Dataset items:

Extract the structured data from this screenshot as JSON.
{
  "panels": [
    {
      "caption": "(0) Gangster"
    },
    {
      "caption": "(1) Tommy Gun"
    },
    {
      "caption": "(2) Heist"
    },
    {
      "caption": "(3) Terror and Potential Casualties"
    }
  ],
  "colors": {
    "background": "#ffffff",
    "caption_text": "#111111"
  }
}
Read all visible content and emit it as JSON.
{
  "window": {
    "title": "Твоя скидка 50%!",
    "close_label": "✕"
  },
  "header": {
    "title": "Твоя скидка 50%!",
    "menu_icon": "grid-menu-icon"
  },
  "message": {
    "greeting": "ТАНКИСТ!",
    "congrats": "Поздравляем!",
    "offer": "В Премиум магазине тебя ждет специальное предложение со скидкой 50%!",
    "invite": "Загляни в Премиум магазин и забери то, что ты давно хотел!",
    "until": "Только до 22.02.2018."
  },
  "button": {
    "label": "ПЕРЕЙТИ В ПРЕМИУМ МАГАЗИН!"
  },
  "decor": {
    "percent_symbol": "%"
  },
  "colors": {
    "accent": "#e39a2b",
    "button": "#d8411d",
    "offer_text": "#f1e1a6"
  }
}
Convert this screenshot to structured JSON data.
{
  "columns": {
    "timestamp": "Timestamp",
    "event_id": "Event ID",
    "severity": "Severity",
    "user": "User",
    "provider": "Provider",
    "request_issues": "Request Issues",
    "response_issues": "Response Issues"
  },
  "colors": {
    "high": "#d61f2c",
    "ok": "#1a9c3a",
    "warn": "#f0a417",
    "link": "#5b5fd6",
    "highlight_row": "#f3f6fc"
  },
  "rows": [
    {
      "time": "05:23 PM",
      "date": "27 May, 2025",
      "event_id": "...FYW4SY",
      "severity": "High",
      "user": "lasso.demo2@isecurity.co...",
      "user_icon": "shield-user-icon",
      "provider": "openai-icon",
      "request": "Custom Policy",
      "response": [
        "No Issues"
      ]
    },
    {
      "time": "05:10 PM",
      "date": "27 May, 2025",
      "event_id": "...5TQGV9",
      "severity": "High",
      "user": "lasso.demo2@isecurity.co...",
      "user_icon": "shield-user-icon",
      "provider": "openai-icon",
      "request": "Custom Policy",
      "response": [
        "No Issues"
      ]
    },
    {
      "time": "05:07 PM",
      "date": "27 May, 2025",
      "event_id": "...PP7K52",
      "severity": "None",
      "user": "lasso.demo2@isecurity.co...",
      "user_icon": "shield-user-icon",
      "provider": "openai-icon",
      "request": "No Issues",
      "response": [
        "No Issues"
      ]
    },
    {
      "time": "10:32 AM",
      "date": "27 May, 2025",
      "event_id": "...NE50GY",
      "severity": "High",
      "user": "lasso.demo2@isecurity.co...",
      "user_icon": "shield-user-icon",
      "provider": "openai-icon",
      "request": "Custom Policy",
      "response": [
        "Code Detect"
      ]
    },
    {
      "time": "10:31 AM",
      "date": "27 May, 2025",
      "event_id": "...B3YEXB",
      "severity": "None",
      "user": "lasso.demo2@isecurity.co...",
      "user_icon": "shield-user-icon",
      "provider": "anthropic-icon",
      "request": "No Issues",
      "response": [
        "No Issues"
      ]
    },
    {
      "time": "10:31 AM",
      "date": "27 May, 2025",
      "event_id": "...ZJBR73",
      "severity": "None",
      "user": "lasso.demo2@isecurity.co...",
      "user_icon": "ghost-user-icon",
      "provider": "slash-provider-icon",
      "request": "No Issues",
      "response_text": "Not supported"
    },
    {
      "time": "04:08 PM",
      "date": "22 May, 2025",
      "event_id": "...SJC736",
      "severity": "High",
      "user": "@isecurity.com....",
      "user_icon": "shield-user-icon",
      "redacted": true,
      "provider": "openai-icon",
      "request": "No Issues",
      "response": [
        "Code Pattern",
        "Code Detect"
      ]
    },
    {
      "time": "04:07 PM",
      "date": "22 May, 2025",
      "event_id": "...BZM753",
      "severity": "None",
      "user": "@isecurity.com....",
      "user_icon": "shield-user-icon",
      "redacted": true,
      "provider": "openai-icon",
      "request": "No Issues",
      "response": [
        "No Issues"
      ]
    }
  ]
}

## To be done:
Copy all the lines, exactly.

## Result for this exercise:
Extract the structured data from this screenshot as JSON.
{
  "panels": [
    {
      "caption": "(0) Gangster"
    },
    {
      "caption": "(1) Tommy Gun"
    },
    {
      "caption": "(2) Heist"
    },
    {
      "caption": "(3) Terror and Potential Casualties"
    }
  ],
  "colors": {
    "background": "#ffffff",
    "caption_text": "#111111"
  }
}
Read all visible content and emit it as JSON.
{
  "window": {
    "title": "Твоя скидка 50%!",
    "close_label": "✕"
  },
  "header": {
    "title": "Твоя скидка 50%!",
    "menu_icon": "grid-menu-icon"
  },
  "message": {
    "greeting": "ТАНКИСТ!",
    "congrats": "Поздравляем!",
    "offer": "В Премиум магазине тебя ждет специальное предложение со скидкой 50%!",
    "invite": "Загляни в Премиум магазин и забери то, что ты давно хотел!",
    "until": "Только до 22.02.2018."
  },
  "button": {
    "label": "ПЕРЕЙТИ В ПРЕМИУМ МАГАЗИН!"
  },
  "decor": {
    "percent_symbol": "%"
  },
  "colors": {
    "accent": "#e39a2b",
    "button": "#d8411d",
    "offer_text": "#f1e1a6"
  }
}
Convert this screenshot to structured JSON data.
{
  "columns": {
    "timestamp": "Timestamp",
    "event_id": "Event ID",
    "severity": "Severity",
    "user": "User",
    "provider": "Provider",
    "request_issues": "Request Issues",
    "response_issues": "Response Issues"
  },
  "colors": {
    "high": "#d61f2c",
    "ok": "#1a9c3a",
    "warn": "#f0a417",
    "link": "#5b5fd6",
    "highlight_row": "#f3f6fc"
  },
  "rows": [
    {
      "time": "05:23 PM",
      "date": "27 May, 2025",
      "event_id": "...FYW4SY",
      "severity": "High",
      "user": "lasso.demo2@isecurity.co...",
      "user_icon": "shield-user-icon",
      "provider": "openai-icon",
      "request": "Custom Policy",
      "response": [
        "No Issues"
      ]
    },
    {
      "time": "05:10 PM",
      "date": "27 May, 2025",
      "event_id": "...5TQGV9",
      "severity": "High",
      "user": "lasso.demo2@isecurity.co...",
      "user_icon": "shield-user-icon",
      "provider": "openai-icon",
      "request": "Custom Policy",
      "response": [
        "No Issues"
      ]
    },
    {
      "time": "05:07 PM",
      "date": "27 May, 2025",
      "event_id": "...PP7K52",
      "severity": "None",
      "user": "lasso.demo2@isecurity.co...",
      "user_icon": "shield-user-icon",
      "provider": "openai-icon",
      "request": "No Issues",
      "response": [
        "No Issues"
      ]
    },
    {
      "time": "10:32 AM",
      "date": "27 May, 2025",
      "event_id": "...NE50GY",
      "severity": "High",
      "user": "lasso.demo2@isecurity.co...",
      "user_icon": "shield-user-icon",
      "provider": "openai-icon",
      "request": "Custom Policy",
      "response": [
        "Code Detect"
      ]
    },
    {
      "time": "10:31 AM",
      "date": "27 May, 2025",
      "event_id": "...B3YEXB",
      "severity": "None",
      "user": "lasso.demo2@isecurity.co...",
      "user_icon": "shield-user-icon",
      "provider": "anthropic-icon",
      "request": "No Issues",
      "response": [
        "No Issues"
      ]
    },
    {
      "time": "10:31 AM",
      "date": "27 May, 2025",
      "event_id": "...ZJBR73",
      "severity": "None",
      "user": "lasso.demo2@isecurity.co...",
      "user_icon": "ghost-user-icon",
      "provider": "slash-provider-icon",
      "request": "No Issues",
      "response_text": "Not supported"
    },
    {
      "time": "04:08 PM",
      "date": "22 May, 2025",
      "event_id": "...SJC736",
      "severity": "High",
      "user": "@isecurity.com....",
      "user_icon": "shield-user-icon",
      "redacted": true,
      "provider": "openai-icon",
      "request": "No Issues",
      "response": [
        "Code Pattern",
        "Code Detect"
      ]
    },
    {
      "time": "04:07 PM",
      "date": "22 May, 2025",
      "event_id": "...BZM753",
      "severity": "None",
      "user": "@isecurity.com....",
      "user_icon": "shield-user-icon",
      "redacted": true,
      "provider": "openai-icon",
      "request": "No Issues",
      "response": [
        "No Issues"
      ]
    }
  ]
}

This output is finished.